--- Start The input ---

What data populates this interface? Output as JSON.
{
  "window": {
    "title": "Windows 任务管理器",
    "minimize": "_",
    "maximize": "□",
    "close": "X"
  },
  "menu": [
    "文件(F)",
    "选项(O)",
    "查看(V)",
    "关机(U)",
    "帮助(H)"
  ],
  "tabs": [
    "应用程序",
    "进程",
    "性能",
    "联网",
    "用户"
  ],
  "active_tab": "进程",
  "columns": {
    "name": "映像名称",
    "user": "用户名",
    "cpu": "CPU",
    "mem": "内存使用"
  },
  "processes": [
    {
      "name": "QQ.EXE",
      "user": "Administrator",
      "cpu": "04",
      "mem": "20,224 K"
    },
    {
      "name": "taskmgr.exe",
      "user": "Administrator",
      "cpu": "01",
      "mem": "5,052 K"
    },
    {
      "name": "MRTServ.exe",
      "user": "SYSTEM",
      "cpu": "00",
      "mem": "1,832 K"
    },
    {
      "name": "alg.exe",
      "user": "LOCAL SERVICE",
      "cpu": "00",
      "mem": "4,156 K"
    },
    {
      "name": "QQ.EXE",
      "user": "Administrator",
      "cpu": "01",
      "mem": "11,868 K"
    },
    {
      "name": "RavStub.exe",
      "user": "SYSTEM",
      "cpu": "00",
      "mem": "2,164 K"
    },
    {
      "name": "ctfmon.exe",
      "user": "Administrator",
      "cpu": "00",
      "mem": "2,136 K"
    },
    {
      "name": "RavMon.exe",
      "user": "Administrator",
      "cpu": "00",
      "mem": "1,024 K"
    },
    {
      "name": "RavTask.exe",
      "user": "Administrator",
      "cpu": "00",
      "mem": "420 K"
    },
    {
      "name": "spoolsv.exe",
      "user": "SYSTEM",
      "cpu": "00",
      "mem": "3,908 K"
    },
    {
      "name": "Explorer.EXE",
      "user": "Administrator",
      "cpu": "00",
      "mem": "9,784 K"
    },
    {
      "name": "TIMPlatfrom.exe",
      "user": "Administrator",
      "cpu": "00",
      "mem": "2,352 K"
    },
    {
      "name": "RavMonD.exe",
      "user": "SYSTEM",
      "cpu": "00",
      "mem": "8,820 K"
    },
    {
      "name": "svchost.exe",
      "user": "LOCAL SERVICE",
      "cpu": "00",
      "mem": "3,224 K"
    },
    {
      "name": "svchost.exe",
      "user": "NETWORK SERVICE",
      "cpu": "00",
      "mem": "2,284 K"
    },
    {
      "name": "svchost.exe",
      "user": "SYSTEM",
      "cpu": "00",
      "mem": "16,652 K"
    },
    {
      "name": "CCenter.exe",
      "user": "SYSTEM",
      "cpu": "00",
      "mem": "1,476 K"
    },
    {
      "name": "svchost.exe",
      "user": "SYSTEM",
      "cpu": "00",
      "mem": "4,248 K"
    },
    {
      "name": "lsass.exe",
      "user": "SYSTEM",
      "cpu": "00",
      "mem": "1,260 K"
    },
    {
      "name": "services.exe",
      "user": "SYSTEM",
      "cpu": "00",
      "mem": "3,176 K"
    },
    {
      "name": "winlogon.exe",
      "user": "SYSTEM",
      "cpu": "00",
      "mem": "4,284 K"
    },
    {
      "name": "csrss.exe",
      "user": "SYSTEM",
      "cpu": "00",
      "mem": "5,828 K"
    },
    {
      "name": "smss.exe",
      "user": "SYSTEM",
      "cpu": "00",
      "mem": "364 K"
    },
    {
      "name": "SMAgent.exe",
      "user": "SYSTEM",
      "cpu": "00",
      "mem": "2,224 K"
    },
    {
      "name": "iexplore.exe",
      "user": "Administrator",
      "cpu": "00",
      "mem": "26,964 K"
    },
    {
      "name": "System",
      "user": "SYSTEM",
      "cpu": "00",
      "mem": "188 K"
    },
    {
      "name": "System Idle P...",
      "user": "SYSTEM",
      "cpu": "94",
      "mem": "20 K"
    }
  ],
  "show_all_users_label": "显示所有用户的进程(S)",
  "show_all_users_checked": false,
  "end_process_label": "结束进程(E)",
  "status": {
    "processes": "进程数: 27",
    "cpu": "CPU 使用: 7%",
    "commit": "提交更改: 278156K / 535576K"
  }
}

--- End The input ---

Exercise details:
Write the data from above out again, exactly.

Exercise result:
What data populates this interface? Output as JSON.
{
  "window": {
    "title": "Windows 任务管理器",
    "minimize": "_",
    "maximize": "□",
    "close": "X"
  },
  "menu": [
    "文件(F)",
    "选项(O)",
    "查看(V)",
    "关机(U)",
    "帮助(H)"
  ],
  "tabs": [
    "应用程序",
    "进程",
    "性能",
    "联网",
    "用户"
  ],
  "active_tab": "进程",
  "columns": {
    "name": "映像名称",
    "user": "用户名",
    "cpu": "CPU",
    "mem": "内存使用"
  },
  "processes": [
    {
      "name": "QQ.EXE",
      "user": "Administrator",
      "cpu": "04",
      "mem": "20,224 K"
    },
    {
      "name": "taskmgr.exe",
      "user": "Administrator",
      "cpu": "01",
      "mem": "5,052 K"
    },
    {
      "name": "MRTServ.exe",
      "user": "SYSTEM",
      "cpu": "00",
      "mem": "1,832 K"
    },
    {
      "name": "alg.exe",
      "user": "LOCAL SERVICE",
      "cpu": "00",
      "mem": "4,156 K"
    },
    {
      "name": "QQ.EXE",
      "user": "Administrator",
      "cpu": "01",
      "mem": "11,868 K"
    },
    {
      "name": "RavStub.exe",
      "user": "SYSTEM",
      "cpu": "00",
      "mem": "2,164 K"
    },
    {
      "name": "ctfmon.exe",
      "user": "Administrator",
      "cpu": "00",
      "mem": "2,136 K"
    },
    {
      "name": "RavMon.exe",
      "user": "Administrator",
      "cpu": "00",
      "mem": "1,024 K"
    },
    {
      "name": "RavTask.exe",
      "user": "Administrator",
      "cpu": "00",
      "mem": "420 K"
    },
    {
      "name": "spoolsv.exe",
      "user": "SYSTEM",
      "cpu": "00",
      "mem": "3,908 K"
    },
    {
      "name": "Explorer.EXE",
      "user": "Administrator",
      "cpu": "00",
      "mem": "9,784 K"
    },
    {
      "name": "TIMPlatfrom.exe",
      "user": "Administrator",
      "cpu": "00",
      "mem": "2,352 K"
    },
    {
      "name": "RavMonD.exe",
      "user": "SYSTEM",
      "cpu": "00",
      "mem": "8,820 K"
    },
    {
      "name": "svchost.exe",
      "user": "LOCAL SERVICE",
      "cpu": "00",
      "mem": "3,224 K"
    },
    {
      "name": "svchost.exe",
      "user": "NETWORK SERVICE",
      "cpu": "00",
      "mem": "2,284 K"
    },
    {
      "name": "svchost.exe",
      "user": "SYSTEM",
      "cpu": "00",
      "mem": "16,652 K"
    },
    {
      "name": "CCenter.exe",
      "user": "SYSTEM",
      "cpu": "00",
      "mem": "1,476 K"
    },
    {
      "name": "svchost.exe",
      "user": "SYSTEM",
      "cpu": "00",
      "mem": "4,248 K"
    },
    {
      "name": "lsass.exe",
      "user": "SYSTEM",
      "cpu": "00",
      "mem": "1,260 K"
    },
    {
      "name": "services.exe",
      "user": "SYSTEM",
      "cpu": "00",
      "mem": "3,176 K"
    },
    {
      "name": "winlogon.exe",
      "user": "SYSTEM",
      "cpu": "00",
      "mem": "4,284 K"
    },
    {
      "name": "csrss.exe",
      "user": "SYSTEM",
      "cpu": "00",
      "mem": "5,828 K"
    },
    {
      "name": "smss.exe",
      "user": "SYSTEM",
      "cpu": "00",
      "mem": "364 K"
    },
    {
      "name": "SMAgent.exe",
      "user": "SYSTEM",
      "cpu": "00",
      "mem": "2,224 K"
    },
    {
      "name": "iexplore.exe",
      "user": "Administrator",
      "cpu": "00",
      "mem": "26,964 K"
    },
    {
      "name": "System",
      "user": "SYSTEM",
      "cpu": "00",
      "mem": "188 K"
    },
    {
      "name": "System Idle P...",
      "user": "SYSTEM",
      "cpu": "94",
      "mem": "20 K"
    }
  ],
  "show_all_users_label": "显示所有用户的进程(S)",
  "show_all_users_checked": false,
  "end_process_label": "结束进程(E)",
  "status": {
    "processes": "进程数: 27",
    "cpu": "CPU 使用: 7%",
    "commit": "提交更改: 278156K / 535576K"
  }
}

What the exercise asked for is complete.